# start of ARTICLE

Commenting on this film being one of the worst films he had ever made in an interview, Michael Caine said, “It wasn’t just me, Henry Fonda was in it, too, but I got the blame for it!” The cast featured seven Oscar winners: Caine, Dame Olivia de Havilland, Ben Johnson, José Ferrer, Patty Duke, Lee Grant, and Fonda; and two Oscar nominees: Richard Widmark and Katharine Ross. Caine has claimed in interviews that he used his fee from this film to buy his mother a house in Los Angeles.

(Caine is famous for taking some roles just for the paycheck, and quite candid about doing so, for such films as Ashanti (1979), Beyond the Poseidon Adventure (1979), Jaws: The Revenge (1987), The Island (1980), The Hand (1981), and 1984’s Blame It on Rio. A working class boy takes whatever job he can get. Work is work.)

 

When the bees threaten a nuclear power plant, Jose Ferrer’s Dr. Andrews says, “Billions of dollars have been spent to make these nuclear plants safe. Fail-safe! The odds against anything going wrong are astronomical, Doctor!”

And Richard Chamberlain, as Dr. Hubbard asks, “I appreciate that, Doctor. But let me ask you. In all your fail-safe techniques, is there a provision for an attack by killer bees?”

Apparently not. 

One general (Richard Widmark) wants to blast them with insecticide, but our hero, Caine, warns him about the ecological disaster that would follow. “Can explain to me, how you air drop chemicals, without killing the native insect life! If your chemical will kill the African bee, it will also kill the American bee, right?”

Widmark: “Right! And better a few American bees than a lot of AMERICAN PEOPLE!”

Caine: “That is the point, General! The honey bee is vital to the environment! Every year in America, they pollinate six billion dollars worth of crops! If you kill the bee, you’re gonna kill the crops! If you kill the plants, you’ll kill the people! No! No, General! There will be no air drop, until we know exactly, what we are dropping, and where, and how! Excuse me!”

You will notice there are quite a few exclamation points in this script. You might call them a swarm of exclamation points. 

The bees attack not only the nuclear plant, a missile silo and the military base, they go after a small town in Texas named Maryville. There is a real Maryville in the state, up on the border with Oklahoma. According to Wikipedia, it has a population of 15 people. Yet, in the movie, they are planning a flower festival. One young man, attacked by the bees has escaped and hallucinates a giant bee.

# end of ARTICLE
# start of EXTRACTED MATERIAL

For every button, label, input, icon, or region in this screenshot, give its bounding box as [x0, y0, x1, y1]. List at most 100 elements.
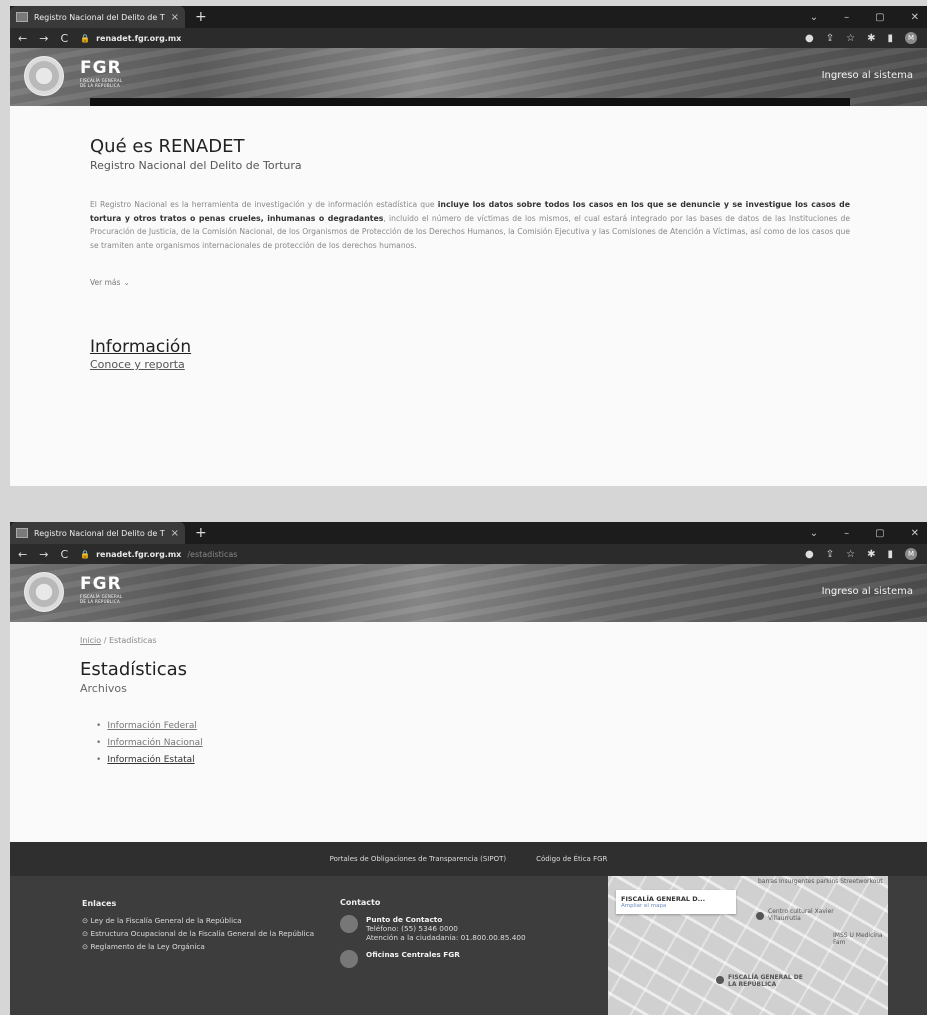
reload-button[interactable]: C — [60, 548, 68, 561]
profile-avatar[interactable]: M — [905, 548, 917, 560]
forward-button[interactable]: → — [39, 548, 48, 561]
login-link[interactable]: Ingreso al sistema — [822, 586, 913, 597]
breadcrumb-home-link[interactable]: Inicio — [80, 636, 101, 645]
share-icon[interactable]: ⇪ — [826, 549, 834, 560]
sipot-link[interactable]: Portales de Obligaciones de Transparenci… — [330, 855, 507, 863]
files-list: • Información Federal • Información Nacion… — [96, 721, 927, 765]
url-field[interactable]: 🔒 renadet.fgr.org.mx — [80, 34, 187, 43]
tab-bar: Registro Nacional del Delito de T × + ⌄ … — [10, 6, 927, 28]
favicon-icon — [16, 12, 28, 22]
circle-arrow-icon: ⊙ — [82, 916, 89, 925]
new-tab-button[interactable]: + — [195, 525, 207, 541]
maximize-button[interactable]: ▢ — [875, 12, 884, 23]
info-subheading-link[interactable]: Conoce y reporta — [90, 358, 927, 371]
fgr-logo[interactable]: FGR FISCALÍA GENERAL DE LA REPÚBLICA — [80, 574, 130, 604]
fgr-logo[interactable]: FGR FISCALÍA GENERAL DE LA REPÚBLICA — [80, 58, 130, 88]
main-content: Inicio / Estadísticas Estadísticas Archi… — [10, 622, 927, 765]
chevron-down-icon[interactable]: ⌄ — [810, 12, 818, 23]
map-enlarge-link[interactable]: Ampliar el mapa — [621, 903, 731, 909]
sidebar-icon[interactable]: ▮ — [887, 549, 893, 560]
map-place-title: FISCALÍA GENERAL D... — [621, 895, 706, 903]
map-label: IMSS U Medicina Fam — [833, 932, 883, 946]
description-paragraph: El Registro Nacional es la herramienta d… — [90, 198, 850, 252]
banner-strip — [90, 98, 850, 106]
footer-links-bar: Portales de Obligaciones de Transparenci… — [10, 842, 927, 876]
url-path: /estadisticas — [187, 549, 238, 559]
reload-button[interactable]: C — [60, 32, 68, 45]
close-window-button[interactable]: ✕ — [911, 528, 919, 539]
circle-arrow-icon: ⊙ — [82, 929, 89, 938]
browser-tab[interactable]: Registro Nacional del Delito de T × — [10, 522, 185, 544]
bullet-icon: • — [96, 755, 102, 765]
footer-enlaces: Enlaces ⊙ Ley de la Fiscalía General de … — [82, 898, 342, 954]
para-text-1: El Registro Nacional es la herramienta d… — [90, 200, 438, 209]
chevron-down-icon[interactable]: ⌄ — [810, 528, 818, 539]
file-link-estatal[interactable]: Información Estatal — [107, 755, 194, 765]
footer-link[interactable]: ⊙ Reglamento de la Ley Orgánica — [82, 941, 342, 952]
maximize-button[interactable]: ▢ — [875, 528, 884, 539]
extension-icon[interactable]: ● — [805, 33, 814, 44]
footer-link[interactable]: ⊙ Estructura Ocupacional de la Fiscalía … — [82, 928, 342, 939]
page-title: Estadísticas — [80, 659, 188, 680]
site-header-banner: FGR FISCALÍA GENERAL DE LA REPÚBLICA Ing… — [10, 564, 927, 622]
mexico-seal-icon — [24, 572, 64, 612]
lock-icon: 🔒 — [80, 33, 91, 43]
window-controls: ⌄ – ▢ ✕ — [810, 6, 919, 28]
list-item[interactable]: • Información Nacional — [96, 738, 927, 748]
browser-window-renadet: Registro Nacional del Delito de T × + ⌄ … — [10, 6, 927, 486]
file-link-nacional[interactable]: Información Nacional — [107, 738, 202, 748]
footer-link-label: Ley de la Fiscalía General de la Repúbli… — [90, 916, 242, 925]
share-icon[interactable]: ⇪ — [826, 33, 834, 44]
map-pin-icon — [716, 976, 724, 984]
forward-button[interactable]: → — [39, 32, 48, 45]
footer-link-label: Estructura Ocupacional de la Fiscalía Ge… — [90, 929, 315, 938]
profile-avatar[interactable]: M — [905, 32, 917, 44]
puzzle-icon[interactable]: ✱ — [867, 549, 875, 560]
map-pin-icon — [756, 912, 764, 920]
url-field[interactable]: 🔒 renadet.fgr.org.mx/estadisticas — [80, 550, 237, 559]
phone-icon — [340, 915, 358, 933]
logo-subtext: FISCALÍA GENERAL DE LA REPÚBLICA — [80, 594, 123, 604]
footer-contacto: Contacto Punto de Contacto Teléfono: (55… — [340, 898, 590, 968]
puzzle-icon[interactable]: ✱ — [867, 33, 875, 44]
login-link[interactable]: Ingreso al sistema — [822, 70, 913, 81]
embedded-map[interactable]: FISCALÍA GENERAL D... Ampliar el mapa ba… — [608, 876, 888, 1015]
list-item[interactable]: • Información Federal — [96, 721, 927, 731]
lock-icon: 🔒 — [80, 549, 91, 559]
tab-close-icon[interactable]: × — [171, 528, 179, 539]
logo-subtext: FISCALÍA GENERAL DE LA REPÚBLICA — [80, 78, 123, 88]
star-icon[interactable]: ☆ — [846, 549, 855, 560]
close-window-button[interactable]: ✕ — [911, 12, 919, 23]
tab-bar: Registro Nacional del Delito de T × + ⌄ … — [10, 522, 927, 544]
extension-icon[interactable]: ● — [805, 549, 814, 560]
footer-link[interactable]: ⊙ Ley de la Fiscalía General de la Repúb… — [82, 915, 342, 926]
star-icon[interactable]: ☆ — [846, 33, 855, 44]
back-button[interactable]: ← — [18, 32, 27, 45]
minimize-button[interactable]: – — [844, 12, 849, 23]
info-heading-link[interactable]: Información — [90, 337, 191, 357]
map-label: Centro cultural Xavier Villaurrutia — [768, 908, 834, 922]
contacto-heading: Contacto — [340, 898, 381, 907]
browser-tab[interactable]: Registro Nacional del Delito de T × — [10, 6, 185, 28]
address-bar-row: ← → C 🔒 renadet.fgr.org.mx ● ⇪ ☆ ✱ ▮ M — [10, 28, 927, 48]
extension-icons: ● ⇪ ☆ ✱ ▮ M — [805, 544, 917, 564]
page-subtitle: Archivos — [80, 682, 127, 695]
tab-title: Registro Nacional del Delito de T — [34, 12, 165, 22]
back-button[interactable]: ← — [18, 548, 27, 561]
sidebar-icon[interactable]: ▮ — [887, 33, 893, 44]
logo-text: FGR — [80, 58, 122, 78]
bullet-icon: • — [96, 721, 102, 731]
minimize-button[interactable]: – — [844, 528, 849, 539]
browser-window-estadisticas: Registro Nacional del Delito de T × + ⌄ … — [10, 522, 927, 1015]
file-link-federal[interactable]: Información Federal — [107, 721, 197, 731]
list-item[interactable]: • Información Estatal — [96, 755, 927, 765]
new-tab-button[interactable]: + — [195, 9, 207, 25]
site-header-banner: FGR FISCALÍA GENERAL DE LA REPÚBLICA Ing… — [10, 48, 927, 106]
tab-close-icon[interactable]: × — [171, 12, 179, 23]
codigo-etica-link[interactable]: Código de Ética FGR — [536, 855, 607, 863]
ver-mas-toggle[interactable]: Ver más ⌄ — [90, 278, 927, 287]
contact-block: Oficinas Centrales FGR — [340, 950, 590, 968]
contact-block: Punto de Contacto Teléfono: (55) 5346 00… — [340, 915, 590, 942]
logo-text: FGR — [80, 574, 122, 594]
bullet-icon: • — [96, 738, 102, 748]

# end of EXTRACTED MATERIAL

WORK TO COMPLETE -
1. Summarize the commentary on the killer-bee movie in two sentences.
2. Retype part of the commentary on the killer-bee movie, beginning at the words "The bees attack" and stopping after "a giant bee.".
3. Continue the commentary on the killer-bee movie from the point where it stops.
These items are separate material, apart from the commentary on the killer-bee movie.

ANSWER LIST -
1. Michael Caine called this film one of the worst he ever made, though its cast featured seven Oscar winners and two nominees, and he says he used his fee from it to buy his mother a house in Los Angeles. The commentary quotes the script's many exclamations as killer bees attack a nuclear plant, a missile silo, a military base and a small Texas town named Maryville, while Caine's hero argues against the insecticide air drop that Richard Widmark's general wants.

2.
The bees attack not only the nuclear plant, a missile silo and the military base, they go after a small town in Texas named Maryville. There is a real Maryville in the state, up on the border with Oklahoma. According to Wikipedia, it has a population of 15 people. Yet, in the movie, they are planning a flower festival. One young man, attacked by the bees has escaped and hallucinates a giant bee.

3.
As the bees destroy Houston, Widmark, as General Slater, worries, “Houston on fire. Will history blame me … or the bees?” 

Then, there’s the business with the army helicopter. “We have visual contact. … A black mass, sir. A moving black mass. Zero altitude. Dead ahead. They’re hitting us! Oh my God! We’re out … we’re out of control! Ahhhhhh!”

The copter spins wildly and as it tumbles in circles on the movie screen, the horizon, seen through the windows, tumbles in synch, making it crystal clear that the spinning is done by the camera, not the copter. Cheesy special effects are an Irwin Allen hallmark, as when the actors on the ship in The Poseidon Adventure all lean to one side and back on cue as the boat rocks — or doesn’t — and the camera alone lurches back and forth. 

Then, there’s the issue of scenes that cannot make up their minds whether it’s daytime or night, as they switch in the editing. One cannot but remember the same issue in Ed Wood’s Plan 9 From Outer Space, which gets its own votes for “worst film of all time.” 

There are some oddly racist lines in the film, although probably through sloppiness and neglect rather than intent. The General repeatedly drops the words “Killer Bee” when referring to the African killer bees, so we get uncomfortable moments of him informing Caine they have been “Rounding up Africans“ and stating that, “By tomorrow there will be no more Africans … at least not in the Houston sector.”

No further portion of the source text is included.